## Written exercise
Copy, in full, each line of the material that holds the word "WIne".

## Entries
▬▬▬

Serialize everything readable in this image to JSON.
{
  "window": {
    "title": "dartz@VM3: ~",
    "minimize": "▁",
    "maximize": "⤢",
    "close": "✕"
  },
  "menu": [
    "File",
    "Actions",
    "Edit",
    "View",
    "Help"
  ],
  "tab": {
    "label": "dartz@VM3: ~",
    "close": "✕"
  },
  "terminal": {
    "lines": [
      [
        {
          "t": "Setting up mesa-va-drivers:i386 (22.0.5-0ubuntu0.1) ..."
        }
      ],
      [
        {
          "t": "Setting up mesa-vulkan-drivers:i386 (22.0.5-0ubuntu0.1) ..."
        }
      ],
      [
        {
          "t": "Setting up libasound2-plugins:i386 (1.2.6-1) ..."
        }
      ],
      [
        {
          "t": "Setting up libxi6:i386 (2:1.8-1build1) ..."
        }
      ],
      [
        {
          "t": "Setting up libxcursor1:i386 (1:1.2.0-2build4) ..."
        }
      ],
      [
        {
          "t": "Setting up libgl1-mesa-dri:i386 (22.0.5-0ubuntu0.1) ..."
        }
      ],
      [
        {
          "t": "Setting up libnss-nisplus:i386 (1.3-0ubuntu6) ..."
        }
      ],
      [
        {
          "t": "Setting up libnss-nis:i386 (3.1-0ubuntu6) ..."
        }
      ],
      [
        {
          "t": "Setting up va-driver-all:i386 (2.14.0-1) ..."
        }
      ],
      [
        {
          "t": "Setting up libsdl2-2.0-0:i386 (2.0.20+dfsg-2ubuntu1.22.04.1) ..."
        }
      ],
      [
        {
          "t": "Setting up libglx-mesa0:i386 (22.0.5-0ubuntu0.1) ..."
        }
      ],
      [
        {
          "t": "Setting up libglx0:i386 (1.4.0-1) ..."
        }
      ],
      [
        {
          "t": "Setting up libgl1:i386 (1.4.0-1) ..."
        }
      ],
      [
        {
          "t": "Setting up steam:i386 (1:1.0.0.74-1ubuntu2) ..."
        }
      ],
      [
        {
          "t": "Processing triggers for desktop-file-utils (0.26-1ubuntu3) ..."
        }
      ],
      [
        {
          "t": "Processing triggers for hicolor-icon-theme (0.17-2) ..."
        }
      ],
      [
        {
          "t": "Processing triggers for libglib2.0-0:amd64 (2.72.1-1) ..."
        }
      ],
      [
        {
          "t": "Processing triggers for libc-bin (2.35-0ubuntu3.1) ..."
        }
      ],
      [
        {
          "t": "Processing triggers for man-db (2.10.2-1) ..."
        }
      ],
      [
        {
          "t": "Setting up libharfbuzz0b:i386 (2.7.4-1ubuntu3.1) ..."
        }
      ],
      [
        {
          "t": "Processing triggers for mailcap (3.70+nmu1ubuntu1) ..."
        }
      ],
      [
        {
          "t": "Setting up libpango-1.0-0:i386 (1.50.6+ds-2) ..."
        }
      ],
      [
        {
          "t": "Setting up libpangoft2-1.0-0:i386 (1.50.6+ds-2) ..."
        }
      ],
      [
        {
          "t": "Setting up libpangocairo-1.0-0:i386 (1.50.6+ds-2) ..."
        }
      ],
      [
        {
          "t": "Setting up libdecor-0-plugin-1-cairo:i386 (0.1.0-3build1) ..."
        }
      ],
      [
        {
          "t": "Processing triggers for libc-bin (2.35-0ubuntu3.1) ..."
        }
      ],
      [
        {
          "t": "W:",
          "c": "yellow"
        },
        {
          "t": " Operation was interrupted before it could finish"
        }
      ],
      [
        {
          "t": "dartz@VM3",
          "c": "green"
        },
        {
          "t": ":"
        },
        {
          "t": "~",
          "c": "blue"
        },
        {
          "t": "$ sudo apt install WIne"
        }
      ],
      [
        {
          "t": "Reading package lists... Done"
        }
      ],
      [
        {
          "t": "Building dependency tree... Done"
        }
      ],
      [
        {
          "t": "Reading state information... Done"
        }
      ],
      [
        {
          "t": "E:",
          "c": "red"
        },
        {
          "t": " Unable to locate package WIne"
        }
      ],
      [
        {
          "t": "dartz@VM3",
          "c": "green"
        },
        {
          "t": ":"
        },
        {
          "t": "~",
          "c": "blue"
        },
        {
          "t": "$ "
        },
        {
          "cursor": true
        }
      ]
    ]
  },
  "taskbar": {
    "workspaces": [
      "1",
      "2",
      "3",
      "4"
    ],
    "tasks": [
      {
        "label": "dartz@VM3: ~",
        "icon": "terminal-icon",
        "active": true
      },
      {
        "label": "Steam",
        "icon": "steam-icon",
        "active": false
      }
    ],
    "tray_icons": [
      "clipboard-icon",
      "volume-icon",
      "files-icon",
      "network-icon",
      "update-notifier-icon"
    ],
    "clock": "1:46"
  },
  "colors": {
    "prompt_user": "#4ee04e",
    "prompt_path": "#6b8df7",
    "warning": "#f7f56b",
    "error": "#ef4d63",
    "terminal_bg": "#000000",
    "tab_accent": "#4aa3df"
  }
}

▬▬▬

## Completed task
          "t": "$ sudo apt install WIne"
          "t": " Unable to locate package WIne"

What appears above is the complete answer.